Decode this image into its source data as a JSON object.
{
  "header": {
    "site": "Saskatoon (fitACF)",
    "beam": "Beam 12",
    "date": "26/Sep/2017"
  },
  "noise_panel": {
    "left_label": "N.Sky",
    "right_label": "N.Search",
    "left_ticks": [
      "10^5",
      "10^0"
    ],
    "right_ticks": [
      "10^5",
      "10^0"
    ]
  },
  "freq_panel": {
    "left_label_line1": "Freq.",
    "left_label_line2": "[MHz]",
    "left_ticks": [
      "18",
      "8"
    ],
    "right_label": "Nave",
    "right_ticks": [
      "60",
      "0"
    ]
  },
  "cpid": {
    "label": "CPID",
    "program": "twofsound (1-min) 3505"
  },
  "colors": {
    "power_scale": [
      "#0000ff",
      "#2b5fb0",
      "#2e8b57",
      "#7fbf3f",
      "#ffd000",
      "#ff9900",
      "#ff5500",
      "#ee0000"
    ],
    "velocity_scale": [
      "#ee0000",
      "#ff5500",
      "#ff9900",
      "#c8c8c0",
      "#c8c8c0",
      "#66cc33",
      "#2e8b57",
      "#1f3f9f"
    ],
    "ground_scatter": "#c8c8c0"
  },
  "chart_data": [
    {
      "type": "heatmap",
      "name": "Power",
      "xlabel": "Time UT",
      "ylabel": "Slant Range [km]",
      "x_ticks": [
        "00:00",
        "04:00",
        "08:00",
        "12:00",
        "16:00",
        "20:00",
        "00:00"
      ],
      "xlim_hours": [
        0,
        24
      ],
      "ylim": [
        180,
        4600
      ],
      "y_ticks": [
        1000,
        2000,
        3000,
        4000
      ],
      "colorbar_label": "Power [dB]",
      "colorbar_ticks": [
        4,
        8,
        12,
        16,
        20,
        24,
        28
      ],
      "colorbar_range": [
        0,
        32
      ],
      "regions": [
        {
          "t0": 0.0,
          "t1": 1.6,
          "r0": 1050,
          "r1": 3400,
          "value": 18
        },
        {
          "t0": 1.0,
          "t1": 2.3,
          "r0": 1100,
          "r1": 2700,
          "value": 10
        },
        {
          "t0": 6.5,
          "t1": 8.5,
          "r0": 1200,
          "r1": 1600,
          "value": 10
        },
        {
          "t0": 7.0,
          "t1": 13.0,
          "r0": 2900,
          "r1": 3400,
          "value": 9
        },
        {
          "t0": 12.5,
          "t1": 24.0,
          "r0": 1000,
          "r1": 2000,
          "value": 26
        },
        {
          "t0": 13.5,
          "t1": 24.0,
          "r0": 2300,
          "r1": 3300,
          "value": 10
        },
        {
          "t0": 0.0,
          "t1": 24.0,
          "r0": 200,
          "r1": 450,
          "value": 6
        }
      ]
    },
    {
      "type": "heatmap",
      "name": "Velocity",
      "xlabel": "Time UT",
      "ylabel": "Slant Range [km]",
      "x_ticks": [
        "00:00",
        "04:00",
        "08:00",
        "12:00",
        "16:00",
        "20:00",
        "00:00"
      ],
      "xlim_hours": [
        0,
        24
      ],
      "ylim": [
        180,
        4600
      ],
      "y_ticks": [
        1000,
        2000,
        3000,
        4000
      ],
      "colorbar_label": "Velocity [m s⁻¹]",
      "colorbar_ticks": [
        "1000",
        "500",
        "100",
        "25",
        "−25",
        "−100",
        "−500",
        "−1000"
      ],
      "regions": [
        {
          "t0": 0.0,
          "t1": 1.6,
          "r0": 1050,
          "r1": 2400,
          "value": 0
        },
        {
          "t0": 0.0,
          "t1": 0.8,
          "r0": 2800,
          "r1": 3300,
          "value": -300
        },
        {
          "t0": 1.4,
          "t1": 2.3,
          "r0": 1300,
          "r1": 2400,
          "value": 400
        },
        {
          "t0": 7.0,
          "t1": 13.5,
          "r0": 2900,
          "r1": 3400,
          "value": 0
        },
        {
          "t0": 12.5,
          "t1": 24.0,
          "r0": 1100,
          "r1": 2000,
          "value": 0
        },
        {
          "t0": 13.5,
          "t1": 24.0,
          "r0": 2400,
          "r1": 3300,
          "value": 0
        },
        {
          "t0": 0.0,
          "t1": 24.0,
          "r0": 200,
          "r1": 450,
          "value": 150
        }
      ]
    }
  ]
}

********

### Your objective
Using the listing above, please repeat every entry exactly.

### The solution
Decode this image into its source data as a JSON object.
{
  "header": {
    "site": "Saskatoon (fitACF)",
    "beam": "Beam 12",
    "date": "26/Sep/2017"
  },
  "noise_panel": {
    "left_label": "N.Sky",
    "right_label": "N.Search",
    "left_ticks": [
      "10^5",
      "10^0"
    ],
    "right_ticks": [
      "10^5",
      "10^0"
    ]
  },
  "freq_panel": {
    "left_label_line1": "Freq.",
    "left_label_line2": "[MHz]",
    "left_ticks": [
      "18",
      "8"
    ],
    "right_label": "Nave",
    "right_ticks": [
      "60",
      "0"
    ]
  },
  "cpid": {
    "label": "CPID",
    "program": "twofsound (1-min) 3505"
  },
  "colors": {
    "power_scale": [
      "#0000ff",
      "#2b5fb0",
      "#2e8b57",
      "#7fbf3f",
      "#ffd000",
      "#ff9900",
      "#ff5500",
      "#ee0000"
    ],
    "velocity_scale": [
      "#ee0000",
      "#ff5500",
      "#ff9900",
      "#c8c8c0",
      "#c8c8c0",
      "#66cc33",
      "#2e8b57",
      "#1f3f9f"
    ],
    "ground_scatter": "#c8c8c0"
  },
  "chart_data": [
    {
      "type": "heatmap",
      "name": "Power",
      "xlabel": "Time UT",
      "ylabel": "Slant Range [km]",
      "x_ticks": [
        "00:00",
        "04:00",
        "08:00",
        "12:00",
        "16:00",
        "20:00",
        "00:00"
      ],
      "xlim_hours": [
        0,
        24
      ],
      "ylim": [
        180,
        4600
      ],
      "y_ticks": [
        1000,
        2000,
        3000,
        4000
      ],
      "colorbar_label": "Power [dB]",
      "colorbar_ticks": [
        4,
        8,
        12,
        16,
        20,
        24,
        28
      ],
      "colorbar_range": [
        0,
        32
      ],
      "regions": [
        {
          "t0": 0.0,
          "t1": 1.6,
          "r0": 1050,
          "r1": 3400,
          "value": 18
        },
        {
          "t0": 1.0,
          "t1": 2.3,
          "r0": 1100,
          "r1": 2700,
          "value": 10
        },
        {
          "t0": 6.5,
          "t1": 8.5,
          "r0": 1200,
          "r1": 1600,
          "value": 10
        },
        {
          "t0": 7.0,
          "t1": 13.0,
          "r0": 2900,
          "r1": 3400,
          "value": 9
        },
        {
          "t0": 12.5,
          "t1": 24.0,
          "r0": 1000,
          "r1": 2000,
          "value": 26
        },
        {
          "t0": 13.5,
          "t1": 24.0,
          "r0": 2300,
          "r1": 3300,
          "value": 10
        },
        {
          "t0": 0.0,
          "t1": 24.0,
          "r0": 200,
          "r1": 450,
          "value": 6
        }
      ]
    },
    {
      "type": "heatmap",
      "name": "Velocity",
      "xlabel": "Time UT",
      "ylabel": "Slant Range [km]",
      "x_ticks": [
        "00:00",
        "04:00",
        "08:00",
        "12:00",
        "16:00",
        "20:00",
        "00:00"
      ],
      "xlim_hours": [
        0,
        24
      ],
      "ylim": [
        180,
        4600
      ],
      "y_ticks": [
        1000,
        2000,
        3000,
        4000
      ],
      "colorbar_label": "Velocity [m s⁻¹]",
      "colorbar_ticks": [
        "1000",
        "500",
        "100",
        "25",
        "−25",
        "−100",
        "−500",
        "−1000"
      ],
      "regions": [
        {
          "t0": 0.0,
          "t1": 1.6,
          "r0": 1050,
          "r1": 2400,
          "value": 0
        },
        {
          "t0": 0.0,
          "t1": 0.8,
          "r0": 2800,
          "r1": 3300,
          "value": -300
        },
        {
          "t0": 1.4,
          "t1": 2.3,
          "r0": 1300,
          "r1": 2400,
          "value": 400
        },
        {
          "t0": 7.0,
          "t1": 13.5,
          "r0": 2900,
          "r1": 3400,
          "value": 0
        },
        {
          "t0": 12.5,
          "t1": 24.0,
          "r0": 1100,
          "r1": 2000,
          "value": 0
        },
        {
          "t0": 13.5,
          "t1": 24.0,
          "r0": 2400,
          "r1": 3300,
          "value": 0
        },
        {
          "t0": 0.0,
          "t1": 24.0,
          "r0": 200,
          "r1": 450,
          "value": 150
        }
      ]
    }
  ]
}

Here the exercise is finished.